═══ RECORDED INFORMATION ═══

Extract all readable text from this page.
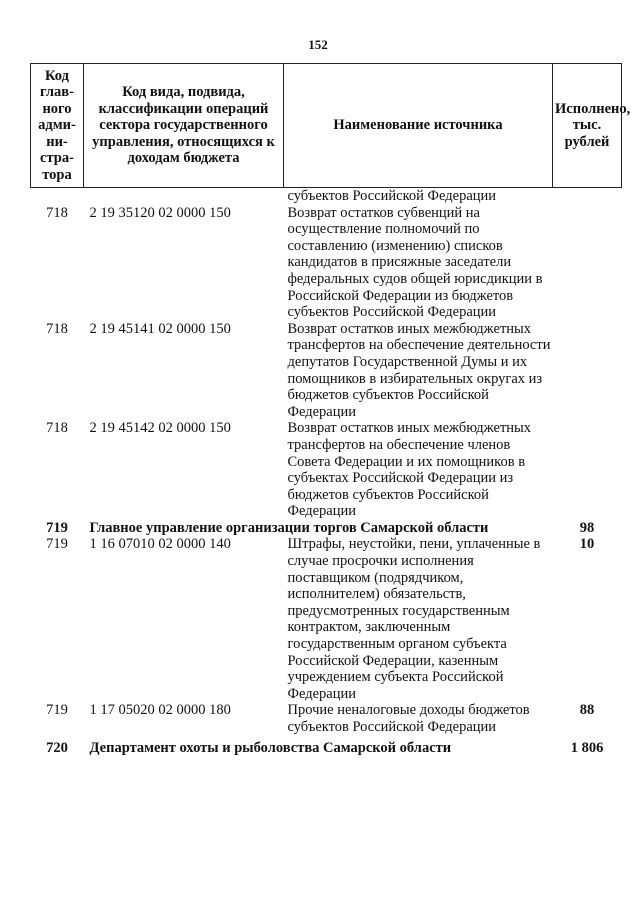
152
Код глав- ного адми- ни- стра- тора	Код вида, подвида, классификации операций сектора государственного управления, относящихся к доходам бюджета	Наименование источника	Исполнено, тыс. рублей
		субъектов Российской Федерации	
718	2 19 35120 02 0000 150	Возврат остатков субвенций на осуществление полномочий по составлению (изменению) списков кандидатов в присяжные заседатели федеральных судов общей юрисдикции в Российской Федерации из бюджетов субъектов Российской Федерации	
718	2 19 45141 02 0000 150	Возврат остатков иных межбюджетных трансфертов на обеспечение деятельности депутатов Государственной Думы и их помощников в избирательных округах из бюджетов субъектов Российской Федерации	
718	2 19 45142 02 0000 150	Возврат остатков иных межбюджетных трансфертов на обеспечение членов Совета Федерации и их помощников в субъектах Российской Федерации из бюджетов субъектов Российской Федерации	
719	Главное управление организации торгов Самарской области		98
719	1 16 07010 02 0000 140	Штрафы, неустойки, пени, уплаченные в случае просрочки исполнения поставщиком (подрядчиком, исполнителем) обязательств, предусмотренных государственным контрактом, заключенным государственным органом субъекта Российской Федерации, казенным учреждением субъекта Российской Федерации	10
719	1 17 05020 02 0000 180	Прочие неналоговые доходы бюджетов субъектов Российской Федерации	88
720	Департамент охоты и рыболовства Самарской области		1 806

═══

# TASK INSTRUCTIONS
Go through the material above and print all of it exactly, except the pictures.

# EXERCISE OUTPUT
Extract all readable text from this page.
152
Код глав- ного адми- ни- стра- тора	Код вида, подвида, классификации операций сектора государственного управления, относящихся к доходам бюджета	Наименование источника	Исполнено, тыс. рублей
		субъектов Российской Федерации	
718	2 19 35120 02 0000 150	Возврат остатков субвенций на осуществление полномочий по составлению (изменению) списков кандидатов в присяжные заседатели федеральных судов общей юрисдикции в Российской Федерации из бюджетов субъектов Российской Федерации	
718	2 19 45141 02 0000 150	Возврат остатков иных межбюджетных трансфертов на обеспечение деятельности депутатов Государственной Думы и их помощников в избирательных округах из бюджетов субъектов Российской Федерации	
718	2 19 45142 02 0000 150	Возврат остатков иных межбюджетных трансфертов на обеспечение членов Совета Федерации и их помощников в субъектах Российской Федерации из бюджетов субъектов Российской Федерации	
719	Главное управление организации торгов Самарской области		98
719	1 16 07010 02 0000 140	Штрафы, неустойки, пени, уплаченные в случае просрочки исполнения поставщиком (подрядчиком, исполнителем) обязательств, предусмотренных государственным контрактом, заключенным государственным органом субъекта Российской Федерации, казенным учреждением субъекта Российской Федерации	10
719	1 17 05020 02 0000 180	Прочие неналоговые доходы бюджетов субъектов Российской Федерации	88
720	Департамент охоты и рыболовства Самарской области		1 806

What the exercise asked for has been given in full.